_Task to complete:_
Return each entry exactly, with none missing.

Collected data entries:
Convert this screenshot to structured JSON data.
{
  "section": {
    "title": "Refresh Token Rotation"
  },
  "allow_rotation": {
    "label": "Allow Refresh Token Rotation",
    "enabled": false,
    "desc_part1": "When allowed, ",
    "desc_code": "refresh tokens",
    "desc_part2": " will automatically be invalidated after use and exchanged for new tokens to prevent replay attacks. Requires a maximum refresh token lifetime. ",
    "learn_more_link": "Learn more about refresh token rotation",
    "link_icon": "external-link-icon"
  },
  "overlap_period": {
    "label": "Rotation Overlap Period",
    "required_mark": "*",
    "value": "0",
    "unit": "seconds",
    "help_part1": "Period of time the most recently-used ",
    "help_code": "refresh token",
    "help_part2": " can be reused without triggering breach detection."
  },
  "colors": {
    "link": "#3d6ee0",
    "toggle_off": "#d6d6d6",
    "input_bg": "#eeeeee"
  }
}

_Solution for this task:_
Convert this screenshot to structured JSON data.
{
  "section": {
    "title": "Refresh Token Rotation"
  },
  "allow_rotation": {
    "label": "Allow Refresh Token Rotation",
    "enabled": false,
    "desc_part1": "When allowed, ",
    "desc_code": "refresh tokens",
    "desc_part2": " will automatically be invalidated after use and exchanged for new tokens to prevent replay attacks. Requires a maximum refresh token lifetime. ",
    "learn_more_link": "Learn more about refresh token rotation",
    "link_icon": "external-link-icon"
  },
  "overlap_period": {
    "label": "Rotation Overlap Period",
    "required_mark": "*",
    "value": "0",
    "unit": "seconds",
    "help_part1": "Period of time the most recently-used ",
    "help_code": "refresh token",
    "help_part2": " can be reused without triggering breach detection."
  },
  "colors": {
    "link": "#3d6ee0",
    "toggle_off": "#d6d6d6",
    "input_bg": "#eeeeee"
  }
}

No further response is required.